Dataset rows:
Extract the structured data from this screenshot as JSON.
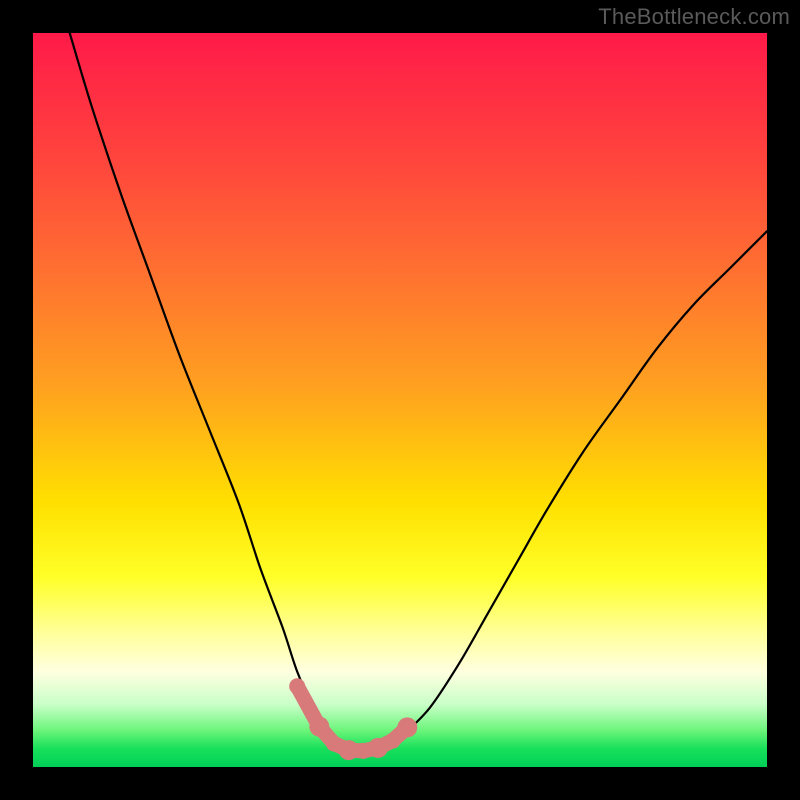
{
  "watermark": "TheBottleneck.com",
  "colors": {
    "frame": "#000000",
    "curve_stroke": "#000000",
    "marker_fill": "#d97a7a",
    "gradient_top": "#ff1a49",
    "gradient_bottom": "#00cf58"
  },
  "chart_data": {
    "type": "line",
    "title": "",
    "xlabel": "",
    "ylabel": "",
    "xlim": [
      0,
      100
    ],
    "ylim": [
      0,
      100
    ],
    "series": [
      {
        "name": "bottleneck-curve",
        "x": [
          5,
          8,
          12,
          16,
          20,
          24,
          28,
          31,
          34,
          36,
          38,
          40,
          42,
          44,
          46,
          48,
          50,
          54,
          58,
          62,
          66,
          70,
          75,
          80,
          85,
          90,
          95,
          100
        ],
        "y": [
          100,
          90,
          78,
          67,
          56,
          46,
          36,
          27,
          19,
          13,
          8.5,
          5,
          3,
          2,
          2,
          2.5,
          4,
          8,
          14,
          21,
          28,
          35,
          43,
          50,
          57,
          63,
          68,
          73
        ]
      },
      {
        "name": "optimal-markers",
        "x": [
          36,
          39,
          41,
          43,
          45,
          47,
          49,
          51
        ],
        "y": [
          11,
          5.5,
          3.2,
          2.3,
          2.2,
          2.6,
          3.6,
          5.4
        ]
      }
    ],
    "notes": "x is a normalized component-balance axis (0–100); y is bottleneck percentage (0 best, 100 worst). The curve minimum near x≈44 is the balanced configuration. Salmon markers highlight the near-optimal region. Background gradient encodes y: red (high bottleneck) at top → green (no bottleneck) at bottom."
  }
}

### To do:
Find the lines holding "name" and list every one.

### The response:
        "name": "bottleneck-curve",
        "name": "optimal-markers",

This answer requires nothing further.